What is asked>
Return the lines below that carry the word "processes".

Data excerpts
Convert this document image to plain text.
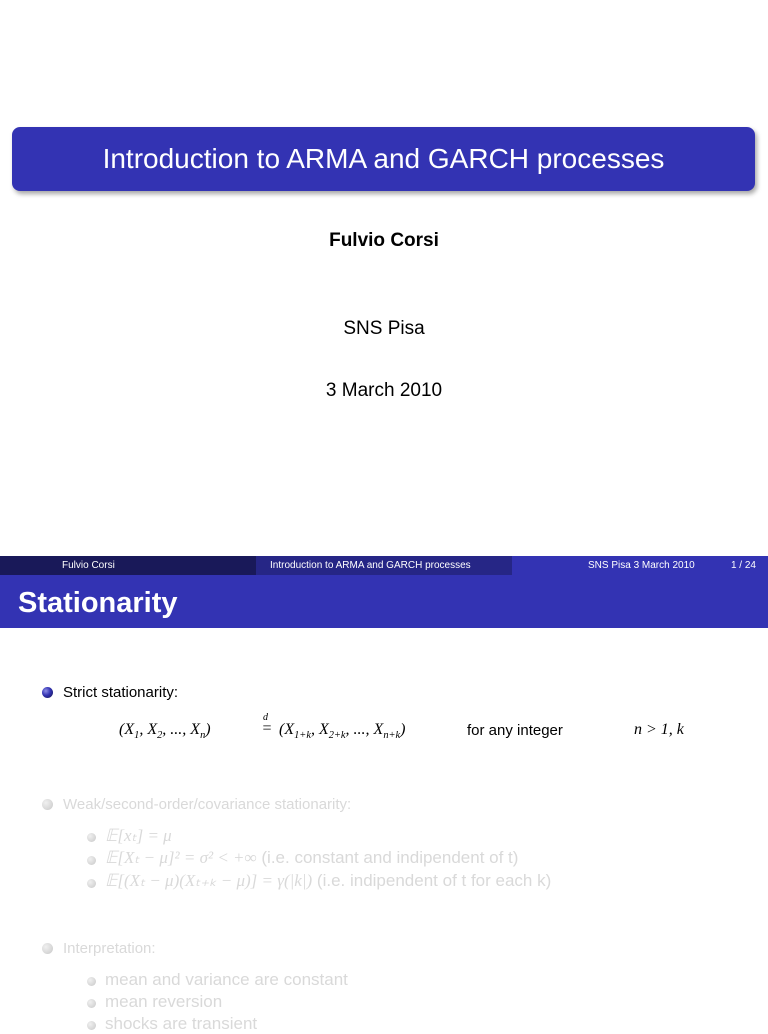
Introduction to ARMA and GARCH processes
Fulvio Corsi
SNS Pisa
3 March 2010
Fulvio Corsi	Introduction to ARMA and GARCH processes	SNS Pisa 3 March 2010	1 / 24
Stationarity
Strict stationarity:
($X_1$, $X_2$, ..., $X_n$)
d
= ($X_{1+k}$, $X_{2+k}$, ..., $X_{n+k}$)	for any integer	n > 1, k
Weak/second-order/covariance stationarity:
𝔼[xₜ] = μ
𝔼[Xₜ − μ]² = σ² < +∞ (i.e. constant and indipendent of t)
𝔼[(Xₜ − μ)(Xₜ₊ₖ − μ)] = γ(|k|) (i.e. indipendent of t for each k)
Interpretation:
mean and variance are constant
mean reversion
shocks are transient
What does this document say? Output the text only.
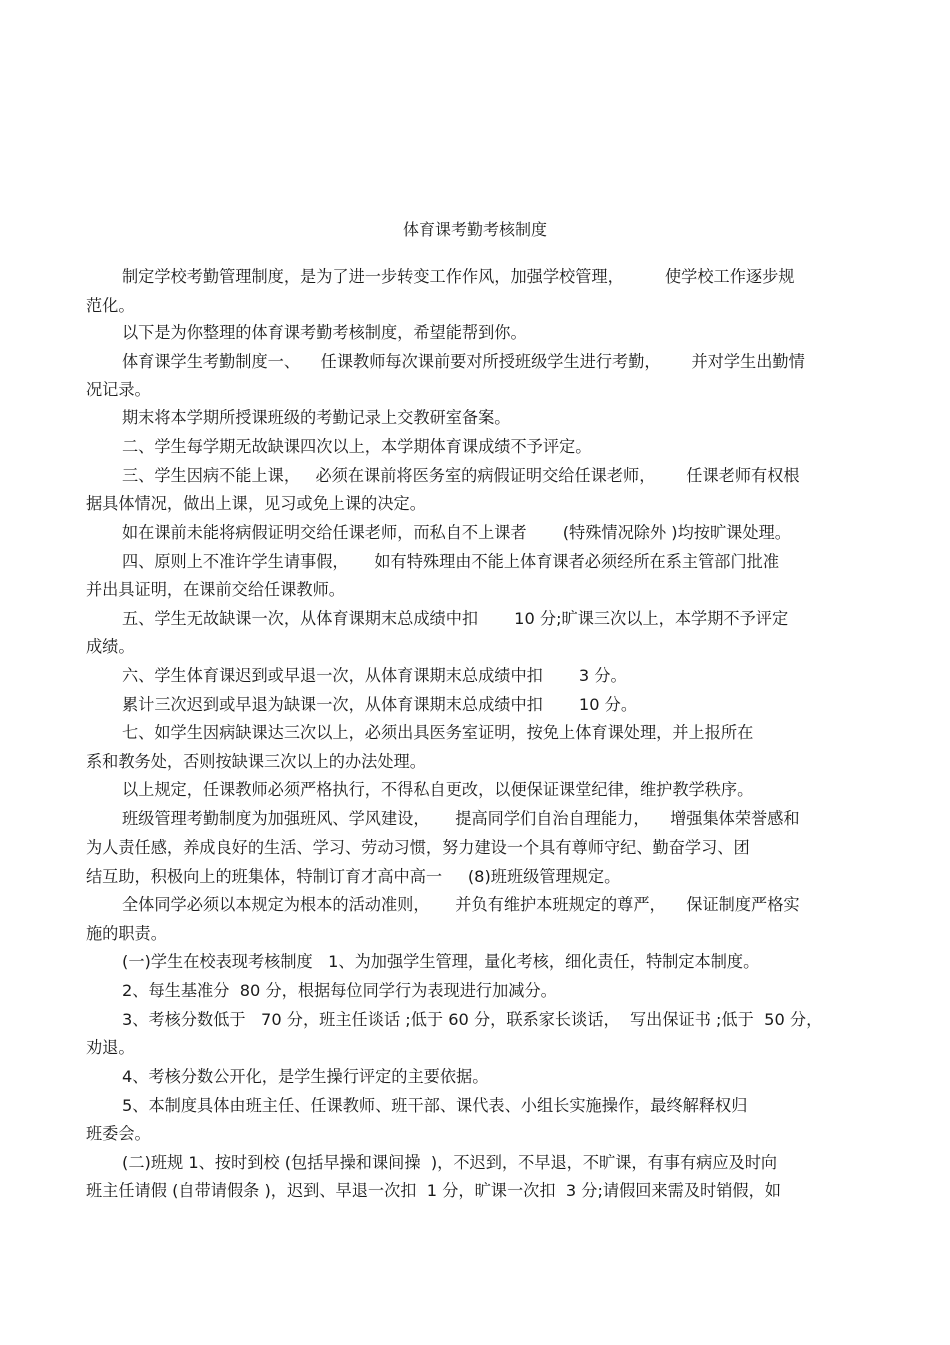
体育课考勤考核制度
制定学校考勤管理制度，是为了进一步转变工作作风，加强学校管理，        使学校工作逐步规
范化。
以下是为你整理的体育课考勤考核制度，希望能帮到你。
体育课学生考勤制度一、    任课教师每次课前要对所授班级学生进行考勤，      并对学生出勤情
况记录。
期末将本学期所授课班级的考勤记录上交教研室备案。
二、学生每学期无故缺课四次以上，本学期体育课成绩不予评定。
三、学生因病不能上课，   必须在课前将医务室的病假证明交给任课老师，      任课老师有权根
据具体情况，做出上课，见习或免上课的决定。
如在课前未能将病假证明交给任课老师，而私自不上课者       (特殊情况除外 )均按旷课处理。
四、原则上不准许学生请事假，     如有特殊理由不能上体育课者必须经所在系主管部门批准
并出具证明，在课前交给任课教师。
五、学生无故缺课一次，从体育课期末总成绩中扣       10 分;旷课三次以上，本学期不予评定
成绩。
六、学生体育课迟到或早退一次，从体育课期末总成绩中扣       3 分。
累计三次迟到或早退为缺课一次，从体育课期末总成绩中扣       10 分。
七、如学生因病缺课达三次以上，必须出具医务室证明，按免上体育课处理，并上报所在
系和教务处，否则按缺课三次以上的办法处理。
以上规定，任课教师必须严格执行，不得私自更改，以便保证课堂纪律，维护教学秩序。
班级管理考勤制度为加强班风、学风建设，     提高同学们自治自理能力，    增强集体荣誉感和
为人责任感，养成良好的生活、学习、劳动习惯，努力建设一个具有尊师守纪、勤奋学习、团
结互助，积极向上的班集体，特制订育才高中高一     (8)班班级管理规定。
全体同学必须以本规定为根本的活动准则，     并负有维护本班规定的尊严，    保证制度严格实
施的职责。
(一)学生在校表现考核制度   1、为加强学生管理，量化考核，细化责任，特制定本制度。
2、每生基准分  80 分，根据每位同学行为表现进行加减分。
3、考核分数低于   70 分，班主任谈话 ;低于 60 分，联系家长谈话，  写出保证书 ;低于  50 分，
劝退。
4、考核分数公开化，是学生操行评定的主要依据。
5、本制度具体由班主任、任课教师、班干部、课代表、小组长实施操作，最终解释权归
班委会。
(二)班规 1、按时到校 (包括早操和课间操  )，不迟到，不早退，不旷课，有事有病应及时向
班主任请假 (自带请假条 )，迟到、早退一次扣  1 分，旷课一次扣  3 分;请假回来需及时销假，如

* * *

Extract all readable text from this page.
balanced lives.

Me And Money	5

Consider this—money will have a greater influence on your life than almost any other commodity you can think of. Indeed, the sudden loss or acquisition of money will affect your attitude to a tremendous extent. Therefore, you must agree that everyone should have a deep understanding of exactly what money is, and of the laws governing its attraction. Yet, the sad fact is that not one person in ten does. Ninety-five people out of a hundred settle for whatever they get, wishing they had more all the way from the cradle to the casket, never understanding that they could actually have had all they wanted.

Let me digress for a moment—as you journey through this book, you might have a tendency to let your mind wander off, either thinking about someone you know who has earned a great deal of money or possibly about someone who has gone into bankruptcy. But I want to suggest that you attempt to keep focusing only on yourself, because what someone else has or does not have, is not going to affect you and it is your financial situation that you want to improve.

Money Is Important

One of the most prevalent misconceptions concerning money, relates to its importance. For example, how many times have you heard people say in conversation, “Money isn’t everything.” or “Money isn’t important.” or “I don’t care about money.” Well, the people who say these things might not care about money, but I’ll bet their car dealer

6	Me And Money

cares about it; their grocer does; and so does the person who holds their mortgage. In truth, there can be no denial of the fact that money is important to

==

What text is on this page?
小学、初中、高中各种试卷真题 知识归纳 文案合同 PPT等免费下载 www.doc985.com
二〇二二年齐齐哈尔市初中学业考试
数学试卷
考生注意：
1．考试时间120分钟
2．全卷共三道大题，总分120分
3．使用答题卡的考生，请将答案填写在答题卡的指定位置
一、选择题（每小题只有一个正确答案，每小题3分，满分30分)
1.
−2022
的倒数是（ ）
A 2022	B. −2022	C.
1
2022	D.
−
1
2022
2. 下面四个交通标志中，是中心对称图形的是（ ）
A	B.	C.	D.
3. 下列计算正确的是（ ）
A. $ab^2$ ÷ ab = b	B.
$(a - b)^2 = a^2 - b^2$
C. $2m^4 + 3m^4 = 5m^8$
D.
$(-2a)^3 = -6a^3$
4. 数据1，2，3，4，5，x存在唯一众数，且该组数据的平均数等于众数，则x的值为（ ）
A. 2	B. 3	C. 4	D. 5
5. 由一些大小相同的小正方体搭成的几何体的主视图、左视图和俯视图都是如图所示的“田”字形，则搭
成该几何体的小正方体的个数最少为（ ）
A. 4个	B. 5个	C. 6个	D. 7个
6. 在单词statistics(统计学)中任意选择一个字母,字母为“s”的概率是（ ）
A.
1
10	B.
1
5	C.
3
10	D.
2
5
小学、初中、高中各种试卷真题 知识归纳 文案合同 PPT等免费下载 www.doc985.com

Complete answer>
Introduction to ARMA and GARCH processes
Fulvio Corsi	Introduction to ARMA and GARCH processes	SNS Pisa 3 March 2010	1 / 24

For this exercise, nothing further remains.